__What to produce__. Show, in full, each line of the data that contains "screenshot".

__Data supplied__.
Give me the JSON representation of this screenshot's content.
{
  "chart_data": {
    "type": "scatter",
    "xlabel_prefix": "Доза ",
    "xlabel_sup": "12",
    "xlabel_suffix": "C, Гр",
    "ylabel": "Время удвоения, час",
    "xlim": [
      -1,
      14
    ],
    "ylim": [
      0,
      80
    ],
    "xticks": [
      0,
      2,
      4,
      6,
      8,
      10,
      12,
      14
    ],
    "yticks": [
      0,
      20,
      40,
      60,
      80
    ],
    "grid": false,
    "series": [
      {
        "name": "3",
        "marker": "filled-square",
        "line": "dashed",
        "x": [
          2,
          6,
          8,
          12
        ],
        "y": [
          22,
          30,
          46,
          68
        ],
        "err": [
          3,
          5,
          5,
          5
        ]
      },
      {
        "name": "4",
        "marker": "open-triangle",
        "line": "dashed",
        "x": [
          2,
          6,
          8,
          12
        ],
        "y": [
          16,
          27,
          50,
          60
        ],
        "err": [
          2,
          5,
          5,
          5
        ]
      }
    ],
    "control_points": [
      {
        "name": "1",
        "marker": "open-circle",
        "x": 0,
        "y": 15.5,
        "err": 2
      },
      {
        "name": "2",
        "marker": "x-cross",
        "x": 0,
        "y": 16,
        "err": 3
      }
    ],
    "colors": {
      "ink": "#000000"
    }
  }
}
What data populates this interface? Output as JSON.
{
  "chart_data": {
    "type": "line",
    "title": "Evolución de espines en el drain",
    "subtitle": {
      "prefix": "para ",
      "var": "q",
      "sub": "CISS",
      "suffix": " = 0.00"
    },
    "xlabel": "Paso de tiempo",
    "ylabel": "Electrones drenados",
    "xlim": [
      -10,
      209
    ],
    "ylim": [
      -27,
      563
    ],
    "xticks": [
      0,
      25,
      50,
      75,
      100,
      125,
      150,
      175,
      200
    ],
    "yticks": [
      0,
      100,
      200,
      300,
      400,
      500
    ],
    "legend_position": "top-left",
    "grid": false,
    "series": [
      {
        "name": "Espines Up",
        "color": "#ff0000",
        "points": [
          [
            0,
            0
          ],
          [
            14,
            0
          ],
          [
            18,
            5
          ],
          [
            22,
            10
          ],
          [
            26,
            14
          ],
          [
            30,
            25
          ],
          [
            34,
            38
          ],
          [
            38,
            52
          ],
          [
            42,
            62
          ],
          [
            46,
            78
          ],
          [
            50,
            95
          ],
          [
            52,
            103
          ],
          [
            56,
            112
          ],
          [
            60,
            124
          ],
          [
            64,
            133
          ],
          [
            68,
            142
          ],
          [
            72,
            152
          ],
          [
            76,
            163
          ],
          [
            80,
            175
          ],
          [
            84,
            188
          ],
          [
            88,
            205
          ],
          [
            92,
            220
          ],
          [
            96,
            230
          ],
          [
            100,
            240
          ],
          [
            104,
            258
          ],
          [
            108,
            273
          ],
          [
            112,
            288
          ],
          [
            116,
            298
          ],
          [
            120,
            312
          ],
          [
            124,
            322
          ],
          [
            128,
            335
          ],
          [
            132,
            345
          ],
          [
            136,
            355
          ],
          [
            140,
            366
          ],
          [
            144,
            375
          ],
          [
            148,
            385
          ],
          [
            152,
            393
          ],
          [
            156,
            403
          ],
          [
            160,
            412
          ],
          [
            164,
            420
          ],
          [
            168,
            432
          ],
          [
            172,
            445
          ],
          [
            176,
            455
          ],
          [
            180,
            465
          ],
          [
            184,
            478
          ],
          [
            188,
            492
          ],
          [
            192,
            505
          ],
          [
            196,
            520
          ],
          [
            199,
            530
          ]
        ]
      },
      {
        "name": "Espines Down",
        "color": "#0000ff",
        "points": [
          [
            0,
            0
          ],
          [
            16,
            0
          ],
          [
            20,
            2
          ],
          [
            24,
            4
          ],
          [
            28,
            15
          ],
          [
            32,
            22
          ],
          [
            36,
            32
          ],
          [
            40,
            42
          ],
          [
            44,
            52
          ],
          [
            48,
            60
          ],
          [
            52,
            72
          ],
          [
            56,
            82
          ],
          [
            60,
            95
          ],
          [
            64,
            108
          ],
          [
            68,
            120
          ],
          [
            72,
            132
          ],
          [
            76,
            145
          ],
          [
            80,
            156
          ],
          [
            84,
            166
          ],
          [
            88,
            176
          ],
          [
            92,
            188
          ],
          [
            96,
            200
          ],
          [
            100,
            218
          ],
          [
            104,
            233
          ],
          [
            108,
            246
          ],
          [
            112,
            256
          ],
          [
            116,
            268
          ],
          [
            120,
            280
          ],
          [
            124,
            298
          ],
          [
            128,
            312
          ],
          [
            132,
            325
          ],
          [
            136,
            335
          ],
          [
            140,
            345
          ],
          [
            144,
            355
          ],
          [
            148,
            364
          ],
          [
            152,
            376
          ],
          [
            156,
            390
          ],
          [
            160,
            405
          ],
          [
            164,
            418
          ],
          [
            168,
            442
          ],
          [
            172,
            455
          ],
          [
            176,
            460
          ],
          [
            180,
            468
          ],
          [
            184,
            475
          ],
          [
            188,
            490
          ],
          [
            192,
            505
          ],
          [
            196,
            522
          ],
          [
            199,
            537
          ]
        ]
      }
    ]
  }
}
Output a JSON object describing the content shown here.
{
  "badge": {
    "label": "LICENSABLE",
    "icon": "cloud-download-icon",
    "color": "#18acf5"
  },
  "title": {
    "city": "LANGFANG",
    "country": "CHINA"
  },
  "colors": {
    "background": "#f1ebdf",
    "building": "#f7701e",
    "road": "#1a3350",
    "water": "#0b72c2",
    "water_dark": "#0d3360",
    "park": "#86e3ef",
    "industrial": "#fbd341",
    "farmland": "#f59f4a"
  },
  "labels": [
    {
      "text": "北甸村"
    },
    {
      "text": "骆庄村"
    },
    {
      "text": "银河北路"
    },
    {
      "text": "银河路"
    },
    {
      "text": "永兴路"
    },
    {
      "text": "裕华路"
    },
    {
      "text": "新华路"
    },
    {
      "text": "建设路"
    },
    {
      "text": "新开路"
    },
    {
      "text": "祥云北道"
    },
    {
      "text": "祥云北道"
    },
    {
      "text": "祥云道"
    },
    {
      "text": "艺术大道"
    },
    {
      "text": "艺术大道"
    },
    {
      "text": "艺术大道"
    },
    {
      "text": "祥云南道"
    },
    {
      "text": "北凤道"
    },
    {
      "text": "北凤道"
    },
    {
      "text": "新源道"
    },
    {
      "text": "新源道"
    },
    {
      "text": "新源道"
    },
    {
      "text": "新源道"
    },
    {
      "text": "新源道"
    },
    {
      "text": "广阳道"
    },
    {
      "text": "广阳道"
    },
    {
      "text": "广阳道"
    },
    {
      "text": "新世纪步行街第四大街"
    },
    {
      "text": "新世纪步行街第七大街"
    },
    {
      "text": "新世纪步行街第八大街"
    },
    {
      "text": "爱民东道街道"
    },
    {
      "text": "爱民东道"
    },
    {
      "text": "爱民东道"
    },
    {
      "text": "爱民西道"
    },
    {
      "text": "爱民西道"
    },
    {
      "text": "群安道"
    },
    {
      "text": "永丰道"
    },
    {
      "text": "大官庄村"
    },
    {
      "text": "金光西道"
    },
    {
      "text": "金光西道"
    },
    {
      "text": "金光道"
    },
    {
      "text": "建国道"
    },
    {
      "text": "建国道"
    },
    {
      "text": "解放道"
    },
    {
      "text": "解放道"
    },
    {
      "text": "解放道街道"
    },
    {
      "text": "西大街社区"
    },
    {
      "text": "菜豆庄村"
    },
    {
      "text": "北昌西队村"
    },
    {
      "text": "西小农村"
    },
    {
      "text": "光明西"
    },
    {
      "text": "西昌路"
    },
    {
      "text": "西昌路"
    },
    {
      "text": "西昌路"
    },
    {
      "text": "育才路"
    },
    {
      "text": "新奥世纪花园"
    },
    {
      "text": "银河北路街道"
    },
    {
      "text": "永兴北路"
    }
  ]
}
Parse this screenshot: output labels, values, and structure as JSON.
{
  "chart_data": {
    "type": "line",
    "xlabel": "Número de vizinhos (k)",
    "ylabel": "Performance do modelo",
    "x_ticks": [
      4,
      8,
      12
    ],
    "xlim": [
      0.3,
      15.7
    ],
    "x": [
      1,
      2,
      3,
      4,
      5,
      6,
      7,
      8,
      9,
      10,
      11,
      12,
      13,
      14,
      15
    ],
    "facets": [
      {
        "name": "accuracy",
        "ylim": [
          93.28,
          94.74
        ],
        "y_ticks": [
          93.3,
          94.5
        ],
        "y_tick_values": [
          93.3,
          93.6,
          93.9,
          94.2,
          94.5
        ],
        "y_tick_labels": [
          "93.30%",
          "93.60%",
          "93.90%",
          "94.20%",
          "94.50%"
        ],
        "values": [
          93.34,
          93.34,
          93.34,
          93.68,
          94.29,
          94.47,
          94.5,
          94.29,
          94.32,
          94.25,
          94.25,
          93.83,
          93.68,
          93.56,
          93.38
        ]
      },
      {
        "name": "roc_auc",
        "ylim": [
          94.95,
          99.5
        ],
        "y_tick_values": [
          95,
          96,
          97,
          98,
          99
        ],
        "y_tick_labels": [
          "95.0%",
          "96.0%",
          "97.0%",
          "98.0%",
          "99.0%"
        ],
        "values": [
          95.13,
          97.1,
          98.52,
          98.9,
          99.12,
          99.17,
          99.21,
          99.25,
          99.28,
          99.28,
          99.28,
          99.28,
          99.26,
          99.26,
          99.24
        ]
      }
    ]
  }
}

__Finished task__.
Give me the JSON representation of this screenshot's content.
Parse this screenshot: output labels, values, and structure as JSON.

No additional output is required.